**Task to complete**
In the listing, reproduce everything from the line containing "destination-account-card: 1. Enter" down to the line containing "Segment this screenshot: for", substituting "external-link-icon" for every occurrence of "open-in-new-icon" and leaving all other text unchanged.

**Material for this task**
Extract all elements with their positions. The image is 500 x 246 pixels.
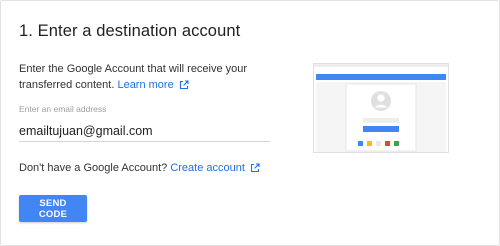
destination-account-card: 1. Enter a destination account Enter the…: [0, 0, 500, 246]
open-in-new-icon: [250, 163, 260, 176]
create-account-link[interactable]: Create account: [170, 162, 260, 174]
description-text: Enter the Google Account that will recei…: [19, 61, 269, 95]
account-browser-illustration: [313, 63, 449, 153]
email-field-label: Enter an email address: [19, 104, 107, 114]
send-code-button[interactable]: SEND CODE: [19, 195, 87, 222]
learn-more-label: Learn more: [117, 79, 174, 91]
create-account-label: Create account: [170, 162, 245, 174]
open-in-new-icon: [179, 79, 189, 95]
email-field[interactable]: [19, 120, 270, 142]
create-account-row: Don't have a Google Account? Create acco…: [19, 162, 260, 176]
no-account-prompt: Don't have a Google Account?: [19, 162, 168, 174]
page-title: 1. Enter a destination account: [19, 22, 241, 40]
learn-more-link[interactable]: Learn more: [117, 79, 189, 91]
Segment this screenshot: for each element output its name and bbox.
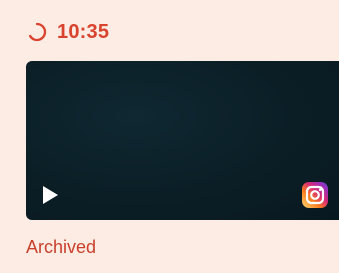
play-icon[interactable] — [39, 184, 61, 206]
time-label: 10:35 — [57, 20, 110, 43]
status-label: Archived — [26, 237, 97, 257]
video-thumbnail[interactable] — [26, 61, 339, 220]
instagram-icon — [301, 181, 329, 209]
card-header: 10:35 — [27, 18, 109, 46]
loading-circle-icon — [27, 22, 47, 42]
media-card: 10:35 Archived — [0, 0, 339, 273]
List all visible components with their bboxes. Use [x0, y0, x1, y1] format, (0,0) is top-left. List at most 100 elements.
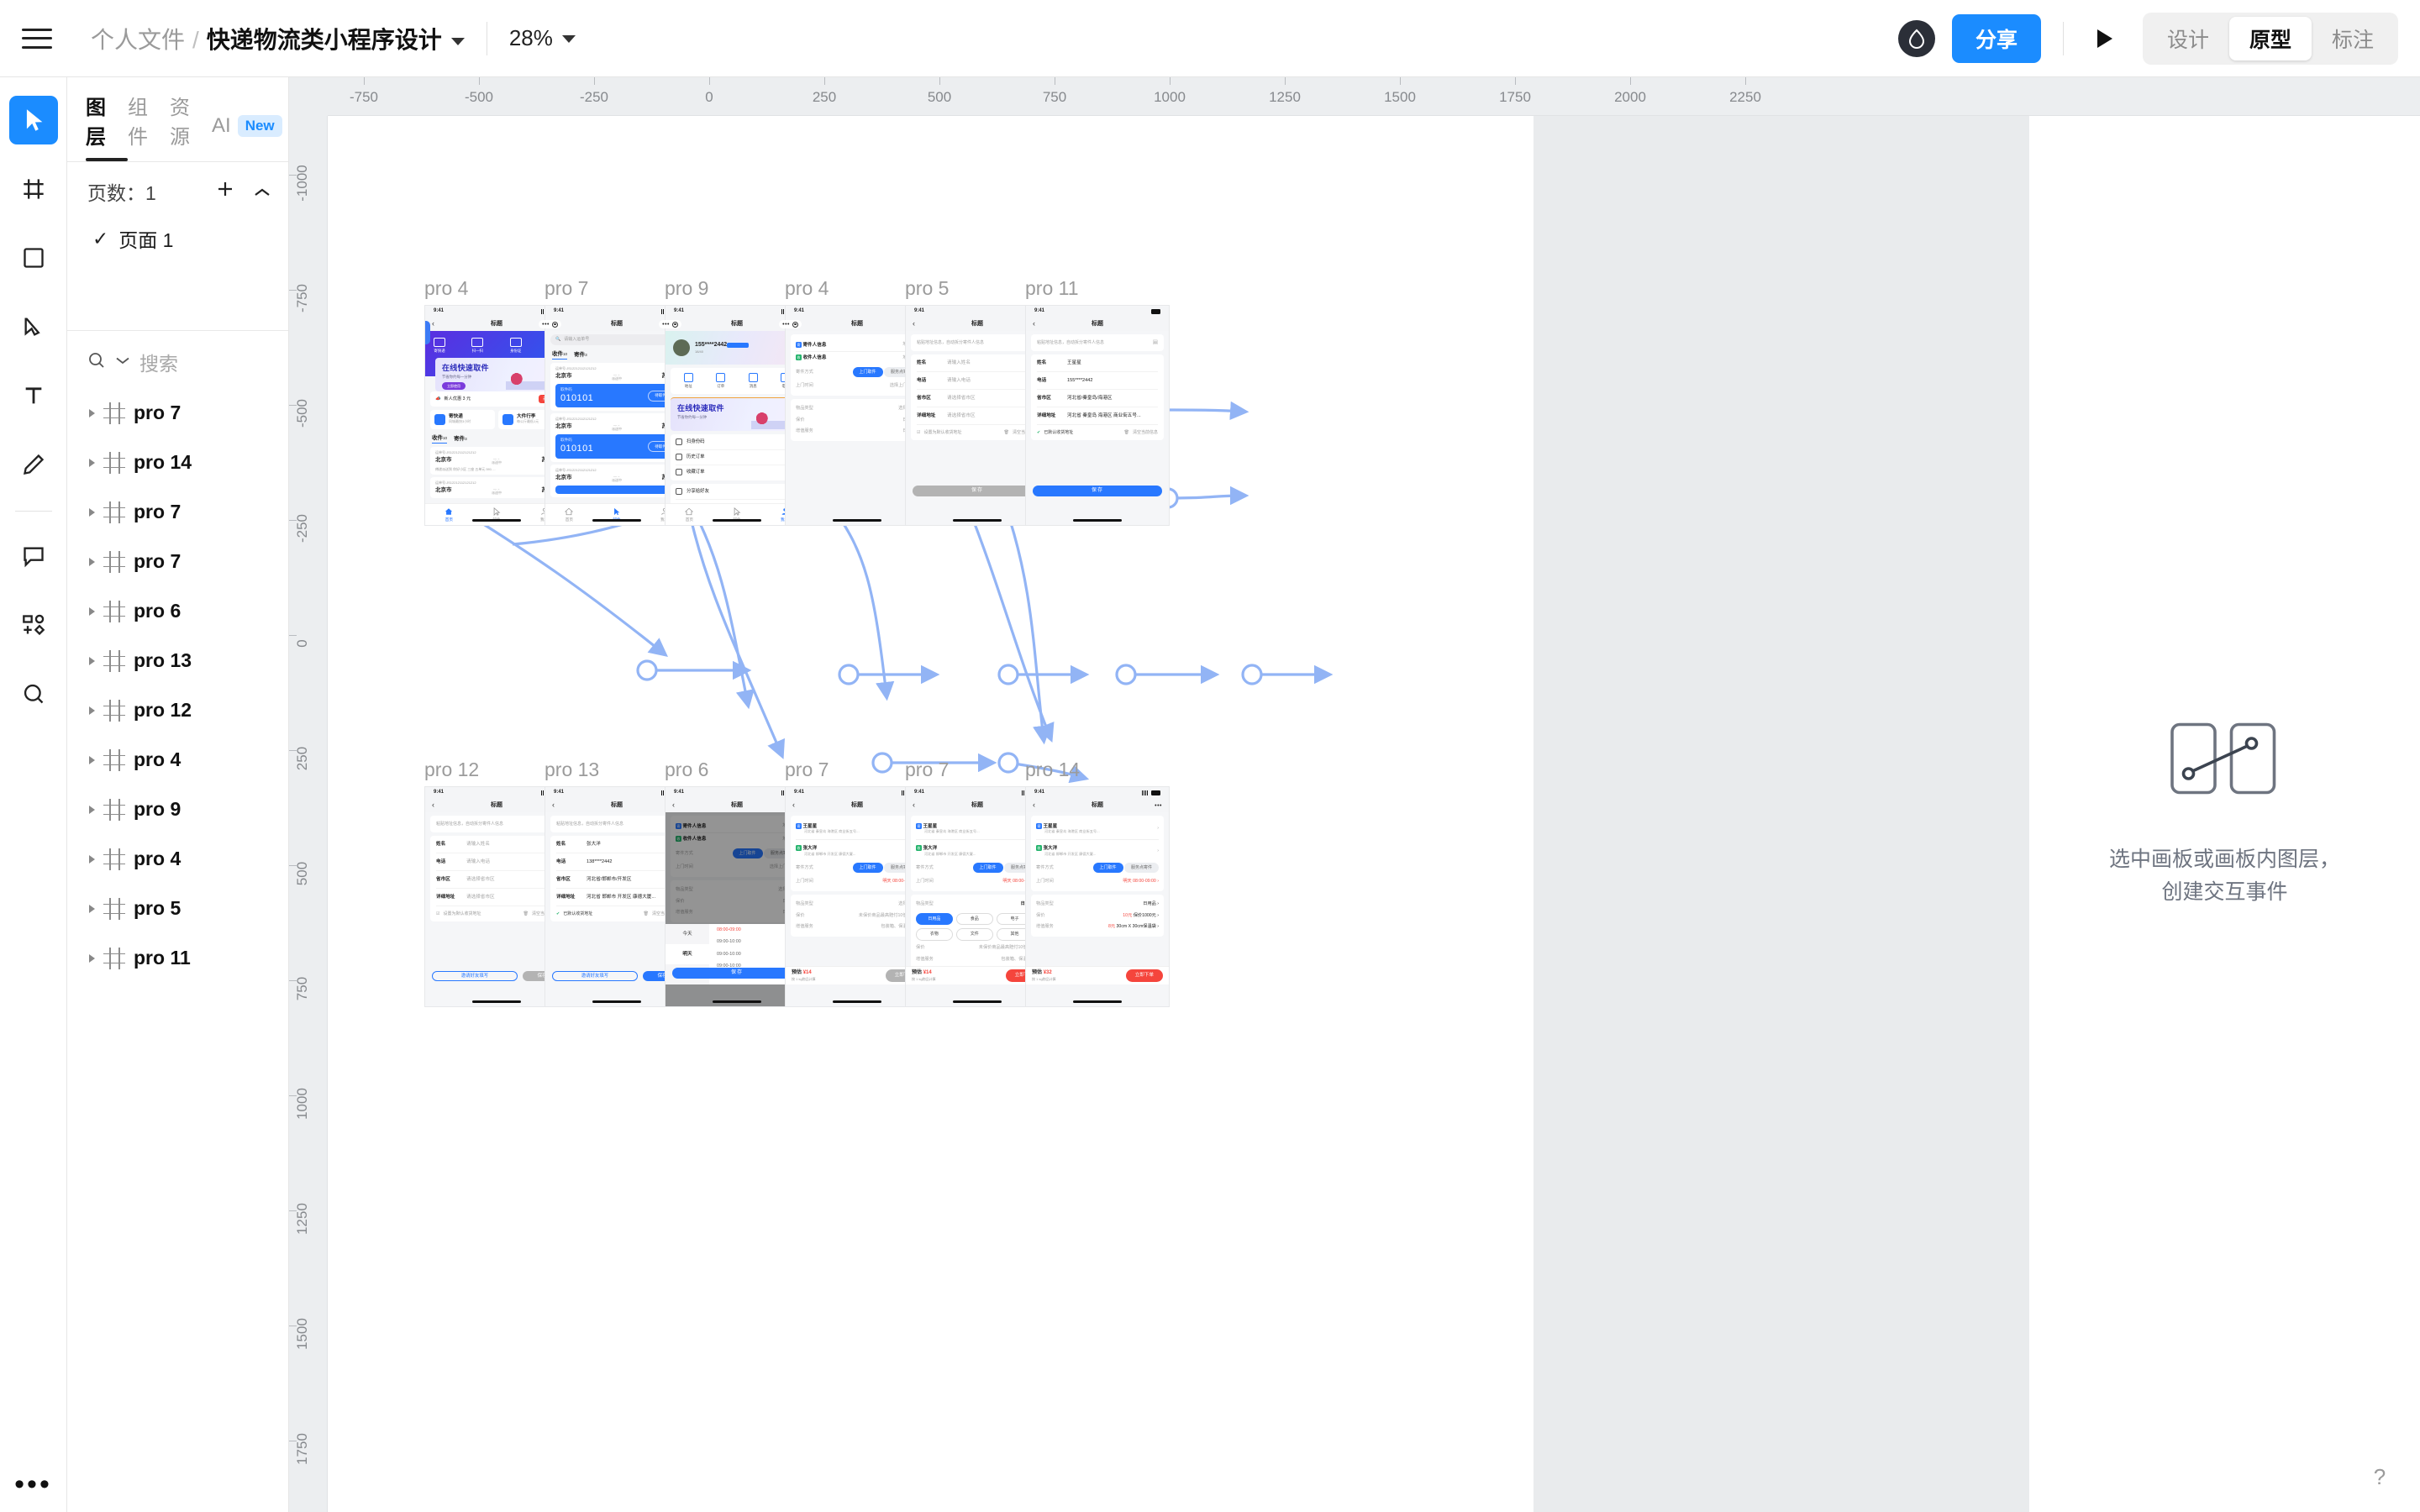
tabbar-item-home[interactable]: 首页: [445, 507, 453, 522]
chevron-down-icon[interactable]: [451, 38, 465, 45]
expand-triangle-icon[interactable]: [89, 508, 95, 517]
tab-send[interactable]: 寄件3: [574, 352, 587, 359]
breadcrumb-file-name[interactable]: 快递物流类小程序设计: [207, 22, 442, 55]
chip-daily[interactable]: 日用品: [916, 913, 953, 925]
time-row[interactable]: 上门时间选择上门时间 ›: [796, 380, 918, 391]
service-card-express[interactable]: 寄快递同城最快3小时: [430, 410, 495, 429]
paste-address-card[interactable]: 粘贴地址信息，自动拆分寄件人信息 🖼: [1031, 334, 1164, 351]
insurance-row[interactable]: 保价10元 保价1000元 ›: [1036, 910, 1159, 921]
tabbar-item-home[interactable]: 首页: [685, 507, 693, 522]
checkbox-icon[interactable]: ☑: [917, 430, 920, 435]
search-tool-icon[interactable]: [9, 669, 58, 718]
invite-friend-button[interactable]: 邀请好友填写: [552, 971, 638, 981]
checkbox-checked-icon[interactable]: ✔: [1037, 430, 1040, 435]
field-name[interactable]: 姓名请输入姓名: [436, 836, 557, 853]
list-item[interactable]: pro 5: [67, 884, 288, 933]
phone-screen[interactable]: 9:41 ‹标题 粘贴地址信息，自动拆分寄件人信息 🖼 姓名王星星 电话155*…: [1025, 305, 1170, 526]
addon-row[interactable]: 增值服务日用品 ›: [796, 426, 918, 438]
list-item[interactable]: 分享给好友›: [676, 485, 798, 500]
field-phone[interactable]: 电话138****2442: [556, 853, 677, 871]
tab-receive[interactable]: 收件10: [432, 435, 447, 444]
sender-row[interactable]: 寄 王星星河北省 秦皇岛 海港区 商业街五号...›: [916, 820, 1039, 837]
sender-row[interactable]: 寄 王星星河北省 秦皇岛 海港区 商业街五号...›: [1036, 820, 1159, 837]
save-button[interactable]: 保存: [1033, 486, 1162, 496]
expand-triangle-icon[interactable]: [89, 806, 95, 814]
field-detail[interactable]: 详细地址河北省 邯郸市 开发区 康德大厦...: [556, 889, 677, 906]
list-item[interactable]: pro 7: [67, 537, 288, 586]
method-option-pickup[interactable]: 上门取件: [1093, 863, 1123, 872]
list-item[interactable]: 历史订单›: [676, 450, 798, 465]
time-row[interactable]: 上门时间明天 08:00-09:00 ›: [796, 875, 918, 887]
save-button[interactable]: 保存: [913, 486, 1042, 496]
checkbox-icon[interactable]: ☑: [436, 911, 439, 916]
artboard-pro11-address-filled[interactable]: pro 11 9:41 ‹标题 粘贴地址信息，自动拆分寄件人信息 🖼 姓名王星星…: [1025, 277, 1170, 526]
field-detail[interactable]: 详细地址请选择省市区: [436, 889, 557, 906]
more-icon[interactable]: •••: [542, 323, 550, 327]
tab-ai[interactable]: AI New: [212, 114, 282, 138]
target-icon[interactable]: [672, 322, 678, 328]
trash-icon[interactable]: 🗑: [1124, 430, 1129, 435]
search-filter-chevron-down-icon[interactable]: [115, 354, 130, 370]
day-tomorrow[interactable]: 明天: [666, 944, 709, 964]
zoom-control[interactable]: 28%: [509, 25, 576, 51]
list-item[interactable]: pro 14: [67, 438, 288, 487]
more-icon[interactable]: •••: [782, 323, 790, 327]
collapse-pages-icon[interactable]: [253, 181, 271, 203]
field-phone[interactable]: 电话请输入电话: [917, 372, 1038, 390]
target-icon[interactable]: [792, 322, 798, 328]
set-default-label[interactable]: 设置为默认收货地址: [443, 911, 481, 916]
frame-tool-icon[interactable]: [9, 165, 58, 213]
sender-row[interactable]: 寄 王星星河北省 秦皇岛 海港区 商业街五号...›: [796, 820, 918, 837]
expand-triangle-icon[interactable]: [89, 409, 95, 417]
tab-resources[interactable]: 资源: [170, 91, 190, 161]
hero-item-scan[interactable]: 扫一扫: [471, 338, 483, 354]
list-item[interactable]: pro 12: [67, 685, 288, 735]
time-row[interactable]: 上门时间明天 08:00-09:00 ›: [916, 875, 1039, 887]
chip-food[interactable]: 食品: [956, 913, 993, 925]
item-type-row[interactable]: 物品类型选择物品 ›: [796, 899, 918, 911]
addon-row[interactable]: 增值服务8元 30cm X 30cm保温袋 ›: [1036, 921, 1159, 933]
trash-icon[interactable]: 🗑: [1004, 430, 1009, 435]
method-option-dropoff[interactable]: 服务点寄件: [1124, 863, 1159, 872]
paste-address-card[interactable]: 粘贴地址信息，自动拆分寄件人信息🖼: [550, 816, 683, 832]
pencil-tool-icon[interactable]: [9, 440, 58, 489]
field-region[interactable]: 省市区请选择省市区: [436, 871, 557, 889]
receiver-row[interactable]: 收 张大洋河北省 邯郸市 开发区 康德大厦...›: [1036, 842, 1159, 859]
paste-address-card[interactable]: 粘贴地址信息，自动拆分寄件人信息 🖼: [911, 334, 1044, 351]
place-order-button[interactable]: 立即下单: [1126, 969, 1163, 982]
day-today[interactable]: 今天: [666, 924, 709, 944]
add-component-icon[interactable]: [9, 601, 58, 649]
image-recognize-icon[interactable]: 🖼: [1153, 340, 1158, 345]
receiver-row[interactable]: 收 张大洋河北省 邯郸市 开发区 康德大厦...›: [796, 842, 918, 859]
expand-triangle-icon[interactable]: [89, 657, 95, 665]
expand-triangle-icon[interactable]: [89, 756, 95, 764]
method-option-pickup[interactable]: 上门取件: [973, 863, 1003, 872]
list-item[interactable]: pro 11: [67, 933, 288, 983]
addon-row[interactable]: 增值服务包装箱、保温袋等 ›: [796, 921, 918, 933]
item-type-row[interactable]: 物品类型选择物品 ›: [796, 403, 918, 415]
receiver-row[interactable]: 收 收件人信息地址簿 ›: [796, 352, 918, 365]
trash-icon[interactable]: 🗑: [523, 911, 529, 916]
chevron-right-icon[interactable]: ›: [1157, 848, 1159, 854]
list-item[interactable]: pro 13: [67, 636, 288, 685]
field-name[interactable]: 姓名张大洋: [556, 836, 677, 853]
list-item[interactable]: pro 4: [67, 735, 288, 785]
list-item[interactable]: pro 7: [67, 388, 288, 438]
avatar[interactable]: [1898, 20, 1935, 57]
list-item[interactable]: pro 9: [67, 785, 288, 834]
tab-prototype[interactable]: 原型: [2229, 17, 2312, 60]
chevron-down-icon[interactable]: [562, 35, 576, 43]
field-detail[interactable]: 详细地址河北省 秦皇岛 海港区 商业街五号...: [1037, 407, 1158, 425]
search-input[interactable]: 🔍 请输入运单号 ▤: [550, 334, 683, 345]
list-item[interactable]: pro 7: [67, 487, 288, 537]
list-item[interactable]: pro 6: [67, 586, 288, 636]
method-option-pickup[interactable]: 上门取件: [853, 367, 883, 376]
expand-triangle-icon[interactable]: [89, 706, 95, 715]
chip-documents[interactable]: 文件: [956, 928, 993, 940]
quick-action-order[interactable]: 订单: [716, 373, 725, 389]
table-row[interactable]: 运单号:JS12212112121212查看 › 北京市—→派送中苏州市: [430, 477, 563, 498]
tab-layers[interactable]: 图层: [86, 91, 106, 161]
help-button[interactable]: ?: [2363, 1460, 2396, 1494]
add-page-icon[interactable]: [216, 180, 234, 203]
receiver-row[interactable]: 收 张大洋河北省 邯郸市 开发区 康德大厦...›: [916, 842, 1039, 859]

**Complete response**
destination-account-card: 1. Enter a destination account Enter the…: [0, 0, 500, 246]
external-link-icon: [250, 163, 260, 176]
create-account-link[interactable]: Create account: [170, 162, 260, 174]
description-text: Enter the Google Account that will recei…: [19, 61, 269, 95]
account-browser-illustration: [313, 63, 449, 153]
email-field-label: Enter an email address: [19, 104, 107, 114]
send-code-button[interactable]: SEND CODE: [19, 195, 87, 222]
learn-more-label: Learn more: [117, 79, 174, 91]
create-account-label: Create account: [170, 162, 245, 174]
external-link-icon: [179, 79, 189, 95]
email-field[interactable]: [19, 120, 270, 142]
create-account-row: Don't have a Google Account? Create acco…: [19, 162, 260, 176]
no-account-prompt: Don't have a Google Account?: [19, 162, 168, 174]
page-title: 1. Enter a destination account: [19, 22, 241, 40]
learn-more-link[interactable]: Learn more: [117, 79, 189, 91]
Segment this screenshot: for each element output its name and bbox.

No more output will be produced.